■ EXERCISE TASK ■
Tally the lines in the data that follows that include the word "Disabled", and report nothing but the total.
---------- DATA LINES
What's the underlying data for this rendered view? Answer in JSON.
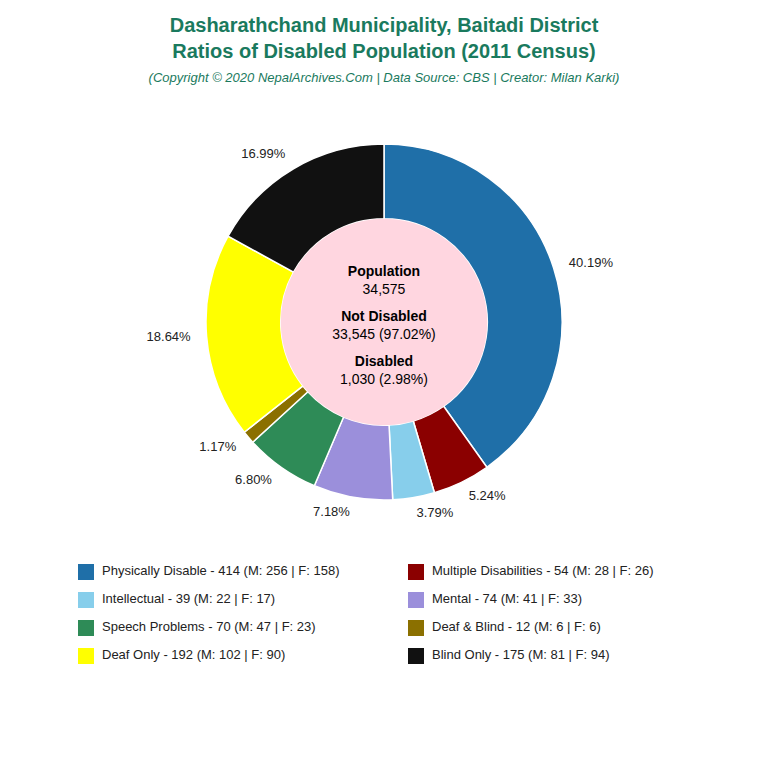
{
  "chart_data": {
    "type": "pie",
    "title": "Dasharathchand Municipality, Baitadi District\nRatios of Disabled Population (2011 Census)",
    "subtitle": "(Copyright © 2020 NepalArchives.Com | Data Source: CBS | Creator: Milan Karki)",
    "categories": [
      "Physically Disable - 414 (M: 256 | F: 158)",
      "Multiple Disabilities - 54 (M: 28 | F: 26)",
      "Intellectual - 39 (M: 22 | F: 17)",
      "Mental - 74 (M: 41 | F: 33)",
      "Speech Problems - 70 (M: 47 | F: 23)",
      "Deaf & Blind - 12 (M: 6 | F: 6)",
      "Deaf Only - 192 (M: 102 | F: 90)",
      "Blind Only - 175 (M: 81 | F: 94)"
    ],
    "values": [
      40.19,
      5.24,
      3.79,
      7.18,
      6.8,
      1.17,
      18.64,
      16.99
    ],
    "value_labels": [
      "40.19%",
      "5.24%",
      "3.79%",
      "7.18%",
      "6.80%",
      "1.17%",
      "18.64%",
      "16.99%"
    ],
    "colors": [
      "#1f6fa8",
      "#8b0000",
      "#87ceeb",
      "#9b8fdb",
      "#2e8b57",
      "#8b7000",
      "#ffff00",
      "#111111"
    ],
    "data_labels": true,
    "legend": "bottom",
    "annotations": [
      "Population",
      "34,575",
      "Not Disabled",
      "33,545 (97.02%)",
      "Disabled",
      "1,030 (2.98%)"
    ]
  }
}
--------------------
■ ANSWER IN FULL ■
3